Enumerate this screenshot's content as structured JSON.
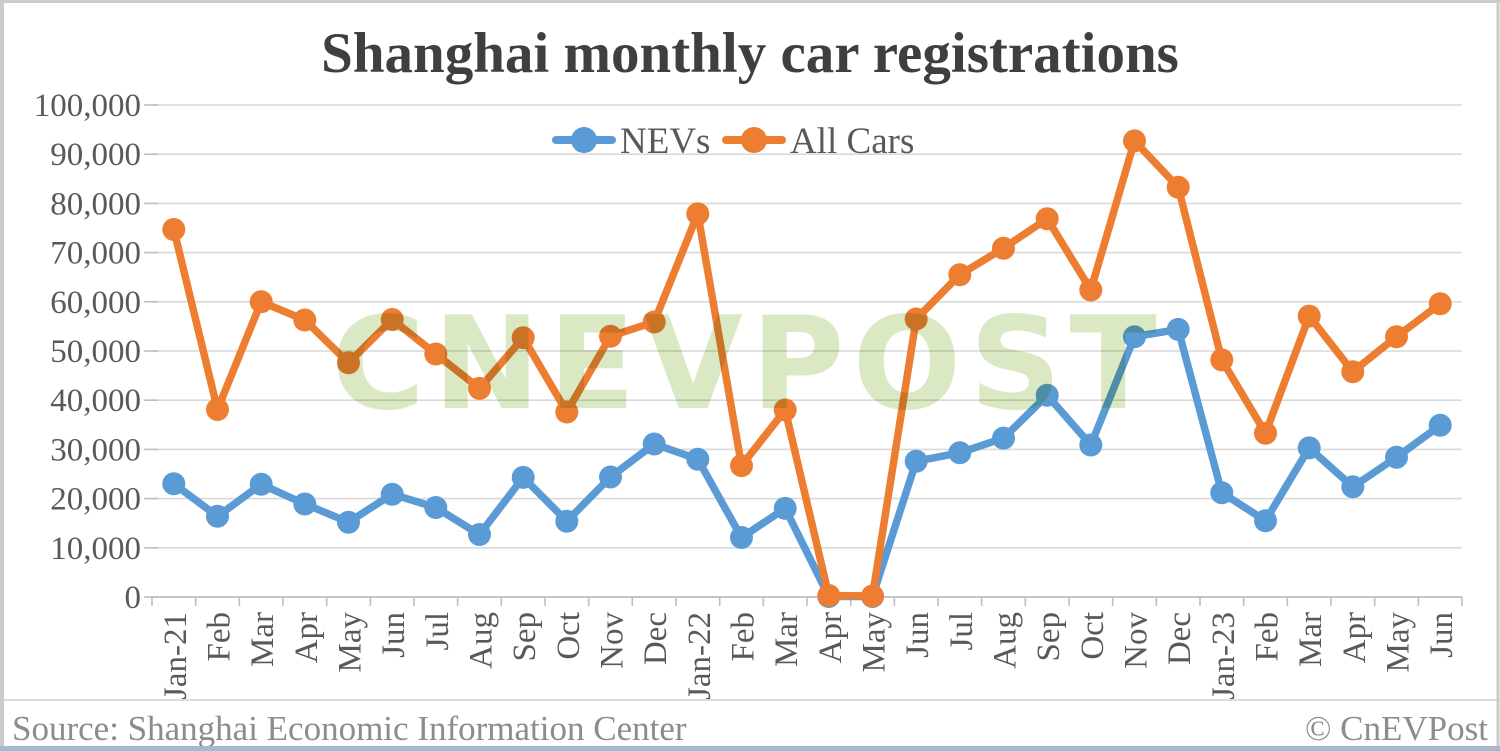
{
  "title": "Shanghai monthly car registrations",
  "source": "Source: Shanghai Economic Information Center",
  "copyright": "© CnEVPost",
  "watermark": "CNEVPOST",
  "colors": {
    "nev": "#5B9BD5",
    "all_cars": "#ED7D31",
    "grid": "#D9D9D9",
    "axis": "#BFBFBF",
    "title_text": "#3F3F3F",
    "tick_text": "#595959",
    "footer_text": "#8C8C8C",
    "watermark": "#BBD693",
    "border": "#CBCBCB",
    "bottom_bar": "#A4BACC"
  },
  "chart_data": {
    "type": "line",
    "title": "Shanghai monthly car registrations",
    "categories": [
      "Jan-21",
      "Feb",
      "Mar",
      "Apr",
      "May",
      "Jun",
      "Jul",
      "Aug",
      "Sep",
      "Oct",
      "Nov",
      "Dec",
      "Jan-22",
      "Feb",
      "Mar",
      "Apr",
      "May",
      "Jun",
      "Jul",
      "Aug",
      "Sep",
      "Oct",
      "Nov",
      "Dec",
      "Jan-23",
      "Feb",
      "Mar",
      "Apr",
      "May",
      "Jun"
    ],
    "series": [
      {
        "name": "NEVs",
        "color": "#5B9BD5",
        "values": [
          23000,
          16400,
          22900,
          18900,
          15200,
          20900,
          18200,
          12700,
          24300,
          15400,
          24400,
          31100,
          28000,
          12100,
          18000,
          100,
          100,
          27600,
          29300,
          32300,
          41000,
          30900,
          52900,
          54400,
          21200,
          15500,
          30300,
          22400,
          28400,
          34900
        ]
      },
      {
        "name": "All Cars",
        "color": "#ED7D31",
        "values": [
          74700,
          38100,
          60000,
          56300,
          47600,
          56400,
          49400,
          42400,
          52700,
          37600,
          53000,
          55900,
          77900,
          26700,
          38000,
          300,
          200,
          56500,
          65500,
          70900,
          76900,
          62400,
          92700,
          83300,
          48200,
          33300,
          57100,
          45800,
          52900,
          59600
        ]
      }
    ],
    "xlabel": "",
    "ylabel": "",
    "ylim": [
      0,
      100000
    ],
    "ytick_interval": 10000,
    "ytick_labels": [
      "0",
      "10,000",
      "20,000",
      "30,000",
      "40,000",
      "50,000",
      "60,000",
      "70,000",
      "80,000",
      "90,000",
      "100,000"
    ],
    "grid": true,
    "legend_position": "top-center"
  }
}
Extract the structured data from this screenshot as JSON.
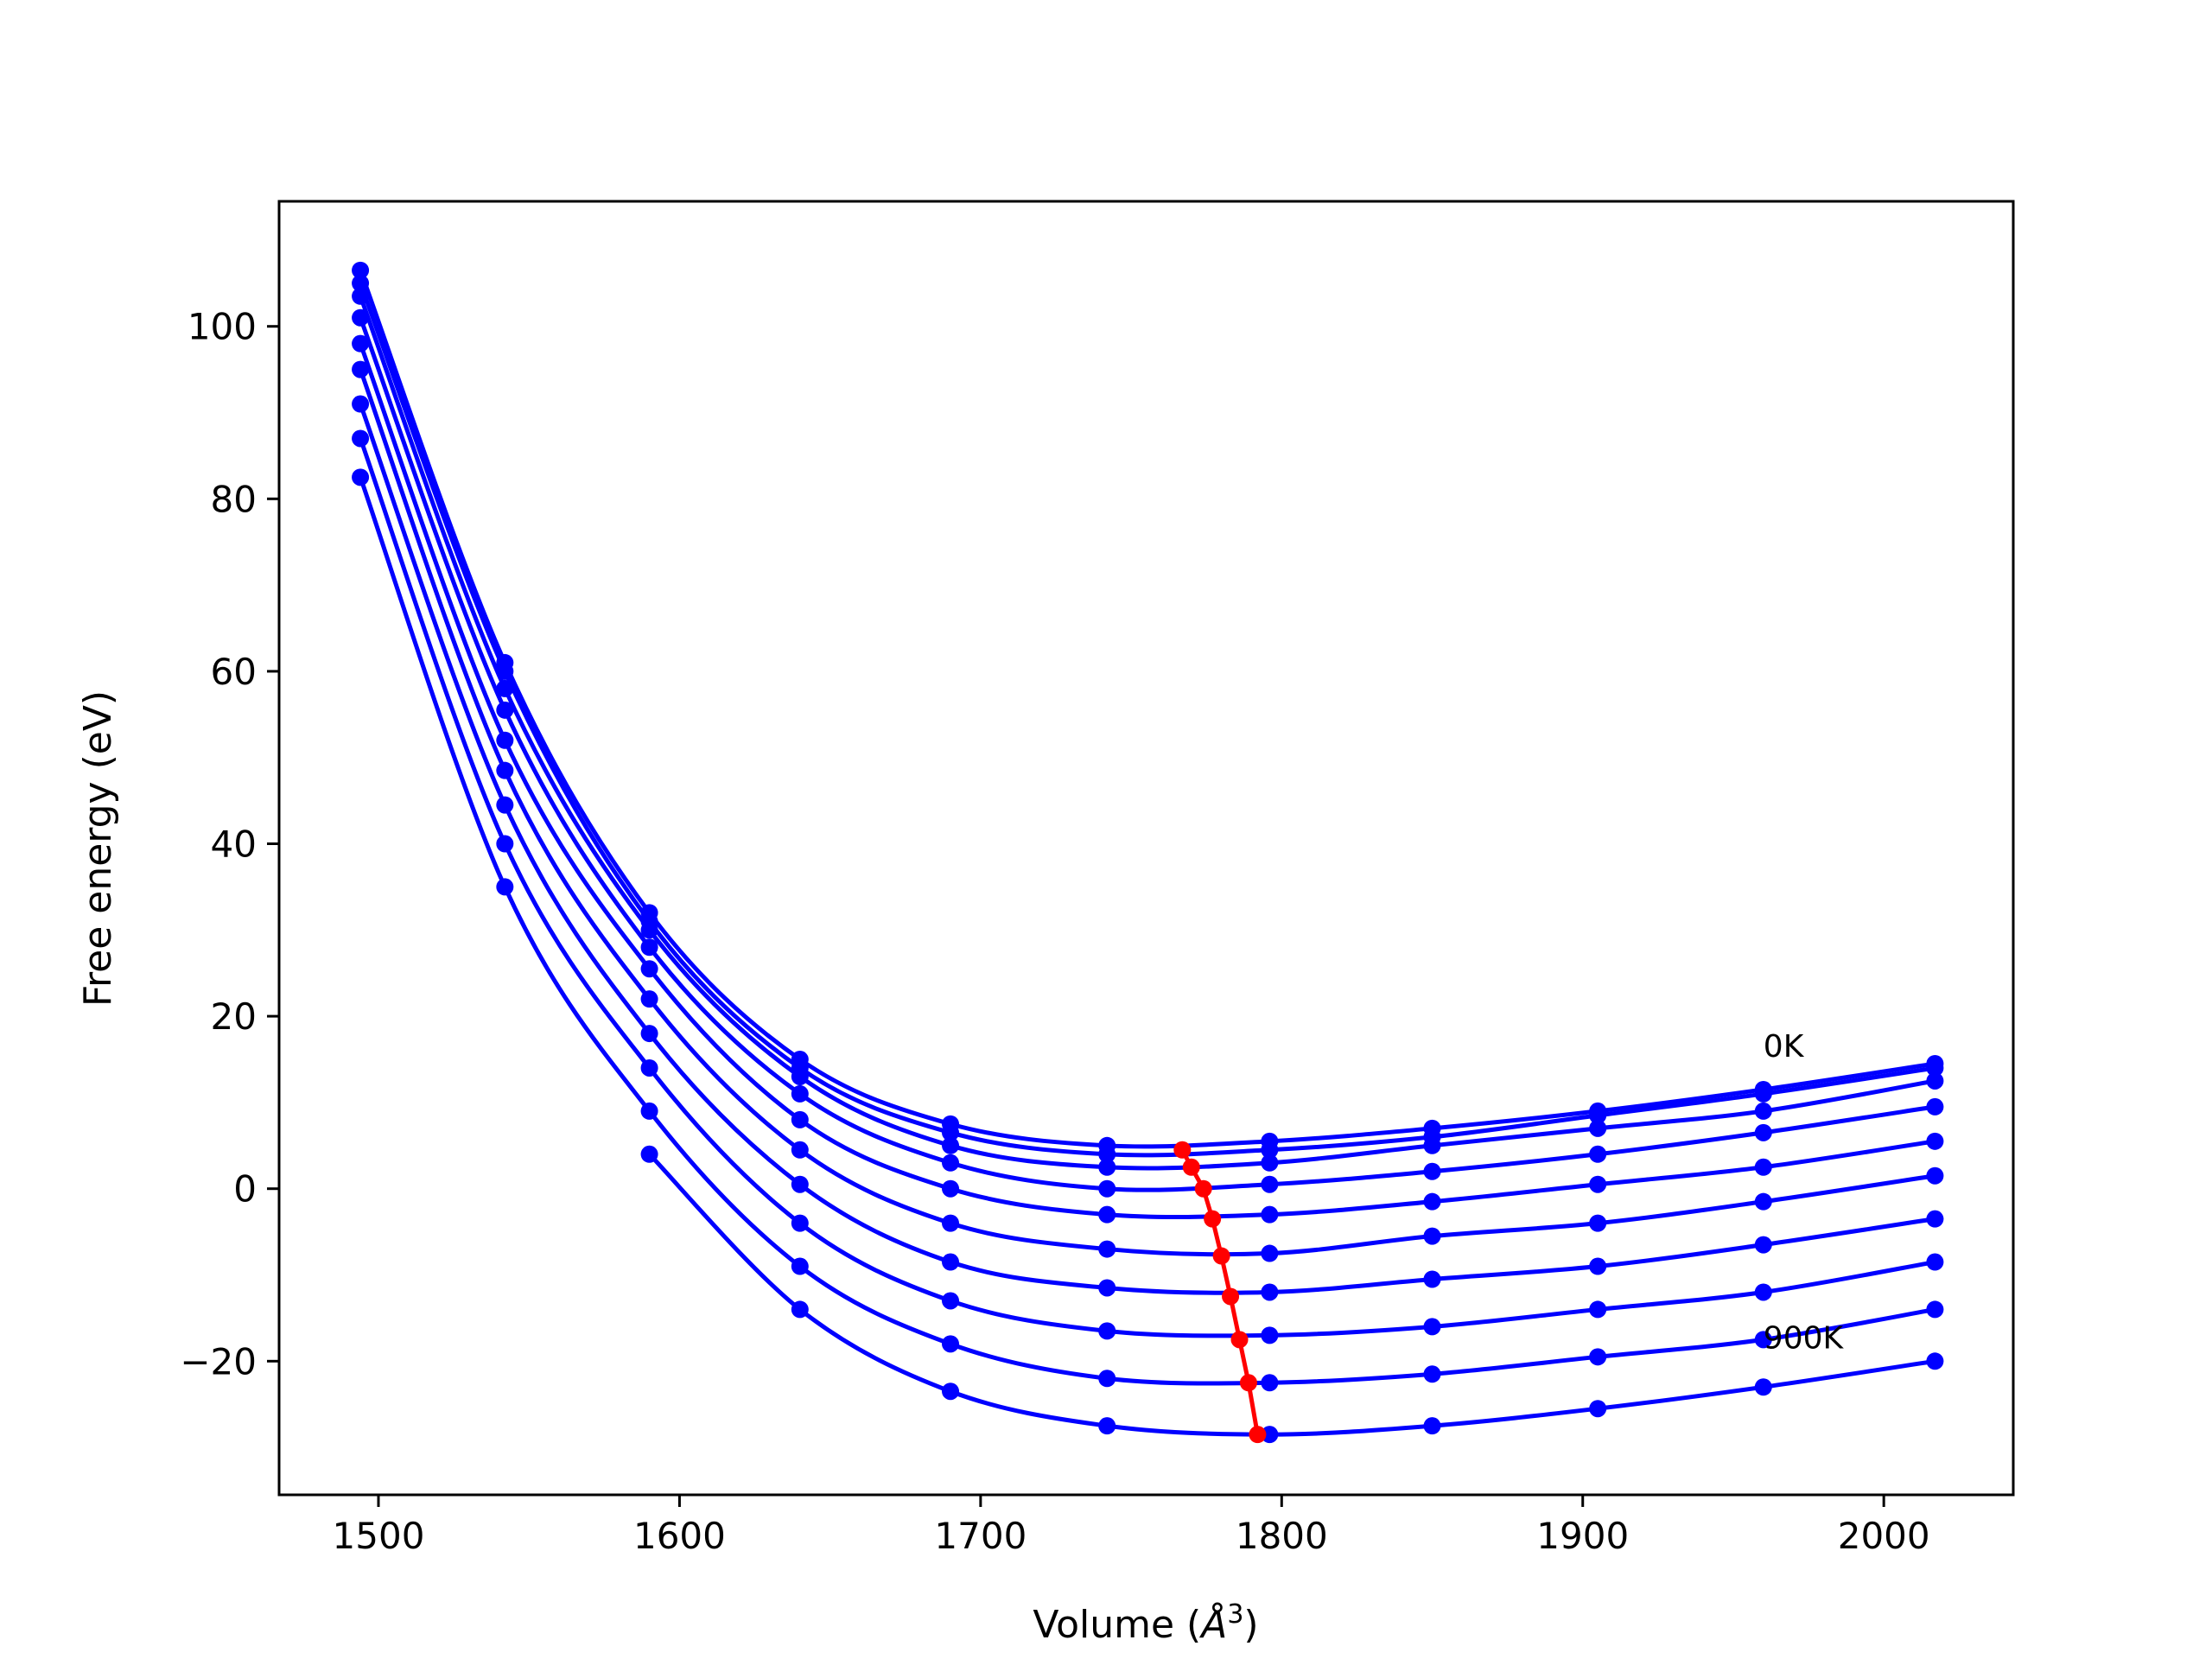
{
  "chart_data": {
    "type": "line",
    "title": "",
    "xlabel": "Volume (",
    "xlabel_unit": "Å",
    "xlabel_sup": "3",
    "xlabel_close": ")",
    "ylabel": "Free energy (eV)",
    "xlim": [
      1467,
      2043
    ],
    "ylim": [
      -35.5,
      114.5
    ],
    "xticks": [
      1500,
      1600,
      1700,
      1800,
      1900,
      2000
    ],
    "yticks": [
      -20,
      0,
      20,
      40,
      60,
      80,
      100
    ],
    "xtick_labels": [
      "1500",
      "1600",
      "1700",
      "1800",
      "1900",
      "2000"
    ],
    "ytick_labels": [
      "−20",
      "0",
      "20",
      "40",
      "60",
      "80",
      "100"
    ],
    "grid": false,
    "legend": "none",
    "annotations": [
      {
        "text": "0K",
        "x": 1960,
        "y": 15.3
      },
      {
        "text": "900K",
        "x": 1960,
        "y": -18.5
      }
    ],
    "series_color": "#0000ff",
    "min_path_color": "#ff0000",
    "volumes": [
      1494,
      1542,
      1590,
      1640,
      1690,
      1742,
      1796,
      1850,
      1905,
      1960,
      2017
    ],
    "series": [
      {
        "values": [
          106.5,
          61.0,
          32.0,
          15.0,
          7.5,
          5.0,
          5.5,
          7.0,
          9.0,
          11.5,
          14.5
        ]
      },
      {
        "values": [
          105.0,
          60.0,
          31.0,
          14.0,
          6.5,
          4.0,
          4.5,
          6.0,
          8.5,
          11.0,
          14.0
        ]
      },
      {
        "values": [
          103.5,
          58.0,
          30.0,
          13.0,
          5.0,
          2.5,
          3.0,
          5.0,
          7.0,
          9.0,
          12.5
        ]
      },
      {
        "values": [
          101.0,
          55.5,
          28.0,
          11.0,
          3.0,
          0.0,
          0.5,
          2.0,
          4.0,
          6.5,
          9.5
        ]
      },
      {
        "values": [
          98.0,
          52.0,
          25.5,
          8.0,
          0.0,
          -3.0,
          -3.0,
          -1.5,
          0.5,
          2.5,
          5.5
        ]
      },
      {
        "values": [
          95.0,
          48.5,
          22.0,
          4.5,
          -4.0,
          -7.0,
          -7.5,
          -5.5,
          -4.0,
          -1.5,
          1.5
        ]
      },
      {
        "values": [
          91.0,
          44.5,
          18.0,
          0.5,
          -8.5,
          -11.5,
          -12.0,
          -10.5,
          -9.0,
          -6.5,
          -3.5
        ]
      },
      {
        "values": [
          87.0,
          40.0,
          14.0,
          -4.0,
          -13.0,
          -16.5,
          -17.0,
          -16.0,
          -14.0,
          -12.0,
          -8.5
        ]
      },
      {
        "values": [
          82.5,
          35.0,
          9.0,
          -9.0,
          -18.0,
          -22.0,
          -22.5,
          -21.5,
          -19.5,
          -17.5,
          -14.0
        ]
      },
      {
        "values": [
          null,
          null,
          4.0,
          -14.0,
          -23.5,
          -27.5,
          -28.5,
          -27.5,
          -25.5,
          -23.0,
          -20.0
        ]
      }
    ],
    "min_path": {
      "x": [
        1767,
        1770,
        1774,
        1777,
        1780,
        1783,
        1786,
        1789,
        1792
      ],
      "y": [
        4.5,
        2.5,
        0.0,
        -3.5,
        -7.8,
        -12.5,
        -17.5,
        -22.5,
        -28.5
      ]
    }
  }
}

===============

What the task asks.
Quote the material in full and exactly; do not carry over its pictures.

Response to the exercise.
Enumerate this screenshot's content as structured JSON.
{
  "title": "Shanghai monthly car registrations",
  "source": "Source: Shanghai Economic Information Center",
  "copyright": "© CnEVPost",
  "watermark": "CNEVPOST",
  "colors": {
    "nev": "#5B9BD5",
    "all_cars": "#ED7D31",
    "grid": "#D9D9D9",
    "axis": "#BFBFBF",
    "title_text": "#3F3F3F",
    "tick_text": "#595959",
    "footer_text": "#8C8C8C",
    "watermark": "#BBD693",
    "border": "#CBCBCB",
    "bottom_bar": "#A4BACC"
  },
  "chart_data": {
    "type": "line",
    "title": "Shanghai monthly car registrations",
    "categories": [
      "Jan-21",
      "Feb",
      "Mar",
      "Apr",
      "May",
      "Jun",
      "Jul",
      "Aug",
      "Sep",
      "Oct",
      "Nov",
      "Dec",
      "Jan-22",
      "Feb",
      "Mar",
      "Apr",
      "May",
      "Jun",
      "Jul",
      "Aug",
      "Sep",
      "Oct",
      "Nov",
      "Dec",
      "Jan-23",
      "Feb",
      "Mar",
      "Apr",
      "May",
      "Jun"
    ],
    "series": [
      {
        "name": "NEVs",
        "color": "#5B9BD5",
        "values": [
          23000,
          16400,
          22900,
          18900,
          15200,
          20900,
          18200,
          12700,
          24300,
          15400,
          24400,
          31100,
          28000,
          12100,
          18000,
          100,
          100,
          27600,
          29300,
          32300,
          41000,
          30900,
          52900,
          54400,
          21200,
          15500,
          30300,
          22400,
          28400,
          34900
        ]
      },
      {
        "name": "All Cars",
        "color": "#ED7D31",
        "values": [
          74700,
          38100,
          60000,
          56300,
          47600,
          56400,
          49400,
          42400,
          52700,
          37600,
          53000,
          55900,
          77900,
          26700,
          38000,
          300,
          200,
          56500,
          65500,
          70900,
          76900,
          62400,
          92700,
          83300,
          48200,
          33300,
          57100,
          45800,
          52900,
          59600
        ]
      }
    ],
    "xlabel": "",
    "ylabel": "",
    "ylim": [
      0,
      100000
    ],
    "ytick_interval": 10000,
    "ytick_labels": [
      "0",
      "10,000",
      "20,000",
      "30,000",
      "40,000",
      "50,000",
      "60,000",
      "70,000",
      "80,000",
      "90,000",
      "100,000"
    ],
    "grid": true,
    "legend_position": "top-center"
  }
}
Extract the structured data from this screenshot as JSON.
{
  "chart_data": {
    "type": "line",
    "title": "",
    "xlabel": "Volume (",
    "xlabel_unit": "Å",
    "xlabel_sup": "3",
    "xlabel_close": ")",
    "ylabel": "Free energy (eV)",
    "xlim": [
      1467,
      2043
    ],
    "ylim": [
      -35.5,
      114.5
    ],
    "xticks": [
      1500,
      1600,
      1700,
      1800,
      1900,
      2000
    ],
    "yticks": [
      -20,
      0,
      20,
      40,
      60,
      80,
      100
    ],
    "xtick_labels": [
      "1500",
      "1600",
      "1700",
      "1800",
      "1900",
      "2000"
    ],
    "ytick_labels": [
      "−20",
      "0",
      "20",
      "40",
      "60",
      "80",
      "100"
    ],
    "grid": false,
    "legend": "none",
    "annotations": [
      {
        "text": "0K",
        "x": 1960,
        "y": 15.3
      },
      {
        "text": "900K",
        "x": 1960,
        "y": -18.5
      }
    ],
    "series_color": "#0000ff",
    "min_path_color": "#ff0000",
    "volumes": [
      1494,
      1542,
      1590,
      1640,
      1690,
      1742,
      1796,
      1850,
      1905,
      1960,
      2017
    ],
    "series": [
      {
        "values": [
          106.5,
          61.0,
          32.0,
          15.0,
          7.5,
          5.0,
          5.5,
          7.0,
          9.0,
          11.5,
          14.5
        ]
      },
      {
        "values": [
          105.0,
          60.0,
          31.0,
          14.0,
          6.5,
          4.0,
          4.5,
          6.0,
          8.5,
          11.0,
          14.0
        ]
      },
      {
        "values": [
          103.5,
          58.0,
          30.0,
          13.0,
          5.0,
          2.5,
          3.0,
          5.0,
          7.0,
          9.0,
          12.5
        ]
      },
      {
        "values": [
          101.0,
          55.5,
          28.0,
          11.0,
          3.0,
          0.0,
          0.5,
          2.0,
          4.0,
          6.5,
          9.5
        ]
      },
      {
        "values": [
          98.0,
          52.0,
          25.5,
          8.0,
          0.0,
          -3.0,
          -3.0,
          -1.5,
          0.5,
          2.5,
          5.5
        ]
      },
      {
        "values": [
          95.0,
          48.5,
          22.0,
          4.5,
          -4.0,
          -7.0,
          -7.5,
          -5.5,
          -4.0,
          -1.5,
          1.5
        ]
      },
      {
        "values": [
          91.0,
          44.5,
          18.0,
          0.5,
          -8.5,
          -11.5,
          -12.0,
          -10.5,
          -9.0,
          -6.5,
          -3.5
        ]
      },
      {
        "values": [
          87.0,
          40.0,
          14.0,
          -4.0,
          -13.0,
          -16.5,
          -17.0,
          -16.0,
          -14.0,
          -12.0,
          -8.5
        ]
      },
      {
        "values": [
          82.5,
          35.0,
          9.0,
          -9.0,
          -18.0,
          -22.0,
          -22.5,
          -21.5,
          -19.5,
          -17.5,
          -14.0
        ]
      },
      {
        "values": [
          null,
          null,
          4.0,
          -14.0,
          -23.5,
          -27.5,
          -28.5,
          -27.5,
          -25.5,
          -23.0,
          -20.0
        ]
      }
    ],
    "min_path": {
      "x": [
        1767,
        1770,
        1774,
        1777,
        1780,
        1783,
        1786,
        1789,
        1792
      ],
      "y": [
        4.5,
        2.5,
        0.0,
        -3.5,
        -7.8,
        -12.5,
        -17.5,
        -22.5,
        -28.5
      ]
    }
  }
}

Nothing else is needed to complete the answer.